MATERIAL:

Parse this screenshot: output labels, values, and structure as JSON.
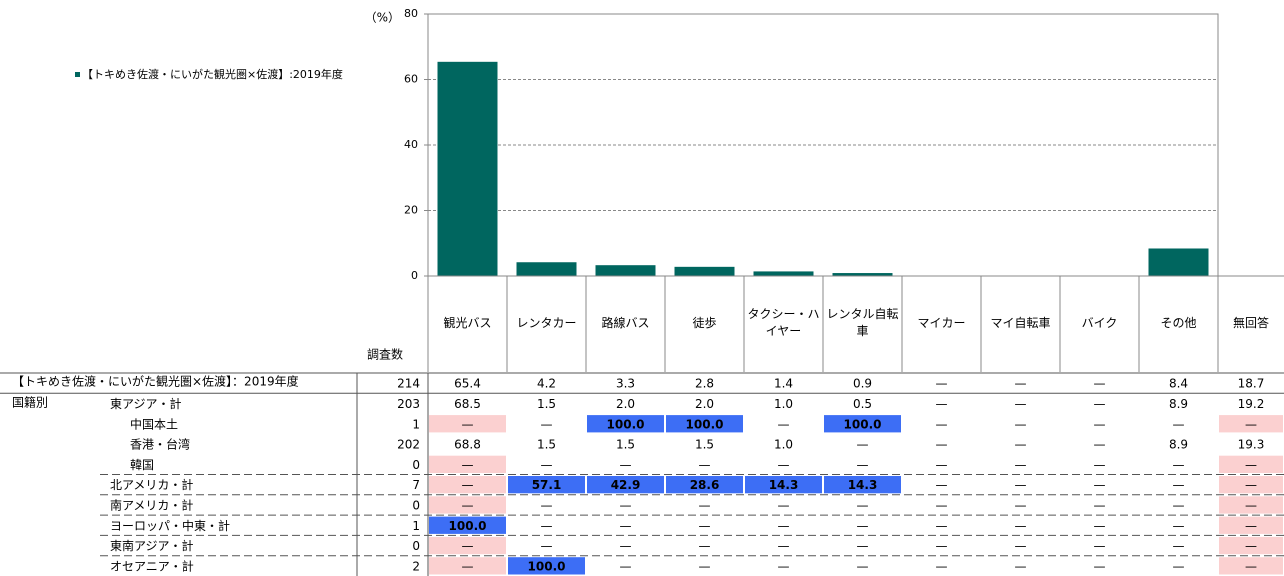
{
  "chart_data": {
    "type": "bar",
    "y_unit": "（%）",
    "categories": [
      "観光バス",
      "レンタカー",
      "路線バス",
      "徒歩",
      "タクシー・ハイヤー",
      "レンタル自転車",
      "マイカー",
      "マイ自転車",
      "バイク",
      "その他"
    ],
    "series": [
      {
        "name": "【トキめき佐渡・にいがた観光圏×佐渡】:2019年度",
        "color": "#00665f",
        "values": [
          65.4,
          4.2,
          3.3,
          2.8,
          1.4,
          0.9,
          null,
          null,
          null,
          8.4
        ]
      }
    ],
    "ylim": [
      0,
      80
    ],
    "yticks": [
      0,
      20,
      40,
      60,
      80
    ],
    "grid": true,
    "legend": "top-left"
  },
  "table": {
    "n_header": "調査数",
    "last_header": "無回答",
    "rows": [
      {
        "group": "【トキめき佐渡・にいがた観光圏×佐渡】：2019年度",
        "n": "214",
        "cells": [
          "65.4",
          "4.2",
          "3.3",
          "2.8",
          "1.4",
          "0.9",
          "—",
          "—",
          "—",
          "8.4",
          "18.7"
        ]
      },
      {
        "group": "国籍別",
        "label": "東アジア・計",
        "n": "203",
        "cells": [
          "68.5",
          "1.5",
          "2.0",
          "2.0",
          "1.0",
          "0.5",
          "—",
          "—",
          "—",
          "8.9",
          "19.2"
        ]
      },
      {
        "sublabel": "中国本土",
        "n": "1",
        "cells": [
          "—",
          "—",
          "100.0",
          "100.0",
          "—",
          "100.0",
          "—",
          "—",
          "—",
          "—",
          "—"
        ],
        "bg": [
          "#fbd0d0",
          null,
          "#3d6ef5",
          "#3d6ef5",
          null,
          "#3d6ef5",
          null,
          null,
          null,
          null,
          "#fbd0d0"
        ],
        "fg": [
          "#e8322c",
          null,
          "#ffffff",
          "#ffffff",
          null,
          "#ffffff",
          null,
          null,
          null,
          "#e8322c",
          "#e8322c"
        ]
      },
      {
        "sublabel": "香港・台湾",
        "n": "202",
        "cells": [
          "68.8",
          "1.5",
          "1.5",
          "1.5",
          "1.0",
          "—",
          "—",
          "—",
          "—",
          "8.9",
          "19.3"
        ]
      },
      {
        "sublabel": "韓国",
        "n": "0",
        "cells": [
          "—",
          "—",
          "—",
          "—",
          "—",
          "—",
          "—",
          "—",
          "—",
          "—",
          "—"
        ],
        "bg": [
          "#fbd0d0",
          null,
          null,
          null,
          null,
          null,
          null,
          null,
          null,
          null,
          "#fbd0d0"
        ],
        "fg": [
          "#e8322c",
          null,
          null,
          null,
          null,
          null,
          null,
          null,
          null,
          "#e8322c",
          "#e8322c"
        ]
      },
      {
        "label": "北アメリカ・計",
        "n": "7",
        "cells": [
          "—",
          "57.1",
          "42.9",
          "28.6",
          "14.3",
          "14.3",
          "—",
          "—",
          "—",
          "—",
          "—"
        ],
        "bg": [
          "#fbd0d0",
          "#3d6ef5",
          "#3d6ef5",
          "#3d6ef5",
          "#3d6ef5",
          "#3d6ef5",
          null,
          null,
          null,
          null,
          "#fbd0d0"
        ],
        "fg": [
          "#e8322c",
          "#ffffff",
          "#ffffff",
          "#ffffff",
          "#ffffff",
          "#ffffff",
          null,
          null,
          null,
          "#e8322c",
          "#e8322c"
        ]
      },
      {
        "label": "南アメリカ・計",
        "n": "0",
        "cells": [
          "—",
          "—",
          "—",
          "—",
          "—",
          "—",
          "—",
          "—",
          "—",
          "—",
          "—"
        ],
        "bg": [
          "#fbd0d0",
          null,
          null,
          null,
          null,
          null,
          null,
          null,
          null,
          null,
          "#fbd0d0"
        ],
        "fg": [
          "#e8322c",
          null,
          null,
          null,
          null,
          null,
          null,
          null,
          null,
          "#e8322c",
          "#e8322c"
        ]
      },
      {
        "label": "ヨーロッパ・中東・計",
        "n": "1",
        "cells": [
          "100.0",
          "—",
          "—",
          "—",
          "—",
          "—",
          "—",
          "—",
          "—",
          "—",
          "—"
        ],
        "bg": [
          "#3d6ef5",
          null,
          null,
          null,
          null,
          null,
          null,
          null,
          null,
          null,
          "#fbd0d0"
        ],
        "fg": [
          "#ffffff",
          null,
          null,
          null,
          null,
          null,
          null,
          null,
          null,
          "#e8322c",
          "#e8322c"
        ]
      },
      {
        "label": "東南アジア・計",
        "n": "0",
        "cells": [
          "—",
          "—",
          "—",
          "—",
          "—",
          "—",
          "—",
          "—",
          "—",
          "—",
          "—"
        ],
        "bg": [
          "#fbd0d0",
          null,
          null,
          null,
          null,
          null,
          null,
          null,
          null,
          null,
          "#fbd0d0"
        ],
        "fg": [
          "#e8322c",
          null,
          null,
          null,
          null,
          null,
          null,
          null,
          null,
          "#e8322c",
          "#e8322c"
        ]
      },
      {
        "label": "オセアニア・計",
        "n": "2",
        "cells": [
          "—",
          "100.0",
          "—",
          "—",
          "—",
          "—",
          "—",
          "—",
          "—",
          "—",
          "—"
        ],
        "bg": [
          "#fbd0d0",
          "#3d6ef5",
          null,
          null,
          null,
          null,
          null,
          null,
          null,
          null,
          "#fbd0d0"
        ],
        "fg": [
          "#e8322c",
          "#ffffff",
          null,
          null,
          null,
          null,
          null,
          null,
          null,
          "#e8322c",
          "#e8322c"
        ]
      }
    ]
  }
}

AIM OF THE EXERCISE:
Scan the material above for the word "group". Copy each line where it occurs.

FINAL ANSWER:
        "group": "【トキめき佐渡・にいがた観光圏×佐渡】：2019年度",
        "group": "国籍別",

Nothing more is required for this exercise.